**INFORMATION SHOWN**
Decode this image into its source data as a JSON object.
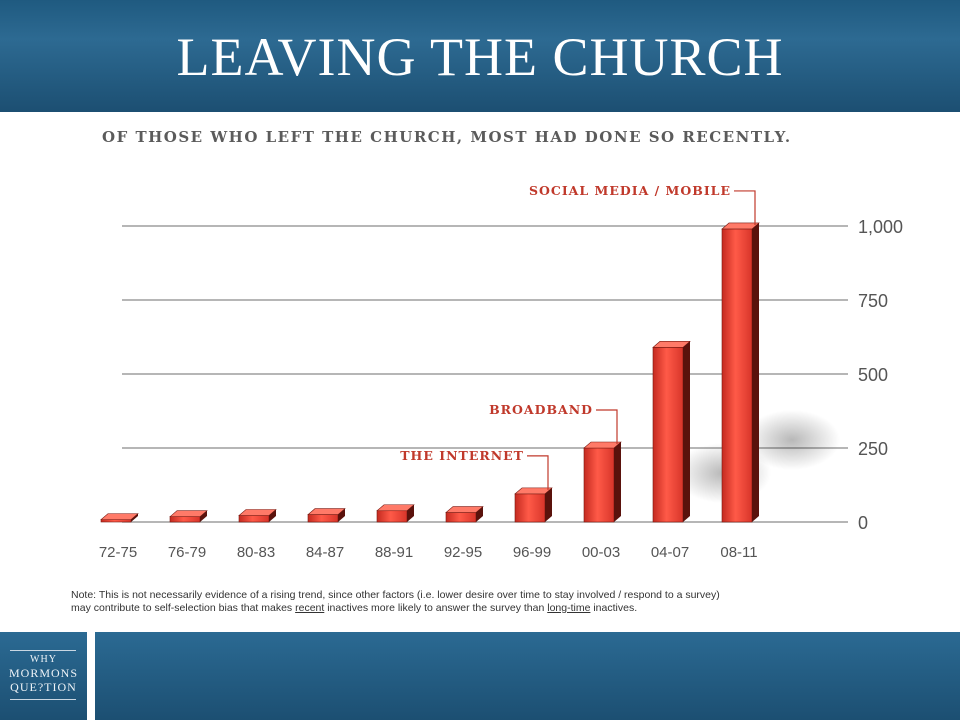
{
  "header": {
    "title": "LEAVING THE CHURCH"
  },
  "subtitle": "OF THOSE WHO LEFT THE CHURCH, MOST HAD DONE SO RECENTLY.",
  "chart_data": {
    "type": "bar",
    "categories": [
      "72-75",
      "76-79",
      "80-83",
      "84-87",
      "88-91",
      "92-95",
      "96-99",
      "00-03",
      "04-07",
      "08-11"
    ],
    "values": [
      8,
      18,
      22,
      25,
      38,
      32,
      95,
      250,
      590,
      990
    ],
    "ylim": [
      0,
      1000
    ],
    "yticks": [
      0,
      250,
      500,
      750,
      1000
    ],
    "ytick_labels": [
      "0",
      "250",
      "500",
      "750",
      "1,000"
    ],
    "grid": true,
    "bar_color": "#e0392b",
    "annotations": [
      {
        "label": "THE INTERNET",
        "category": "96-99"
      },
      {
        "label": "BROADBAND",
        "category": "00-03"
      },
      {
        "label": "SOCIAL MEDIA / MOBILE",
        "category": "08-11"
      }
    ],
    "annotation_color": "#c0392b"
  },
  "note": {
    "line1": "Note: This is not necessarily evidence of a rising trend, since other factors (i.e. lower desire over time to stay involved / respond to a survey)",
    "line2_a": "may contribute to self-selection bias that makes ",
    "line2_recent": "recent",
    "line2_b": " inactives more likely to answer the survey than ",
    "line2_long": "long-time",
    "line2_c": " inactives."
  },
  "logo": {
    "line1": "WHY",
    "line2": "MORMONS",
    "line3": "QUE?TION"
  }
}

**SHORT TASK**
Gather each line from the entries above that includes the word "CHURCH".

**ANSWER TO THE PROBLEM**
    "title": "LEAVING THE CHURCH"
  "subtitle": "OF THOSE WHO LEFT THE CHURCH, MOST HAD DONE SO RECENTLY.",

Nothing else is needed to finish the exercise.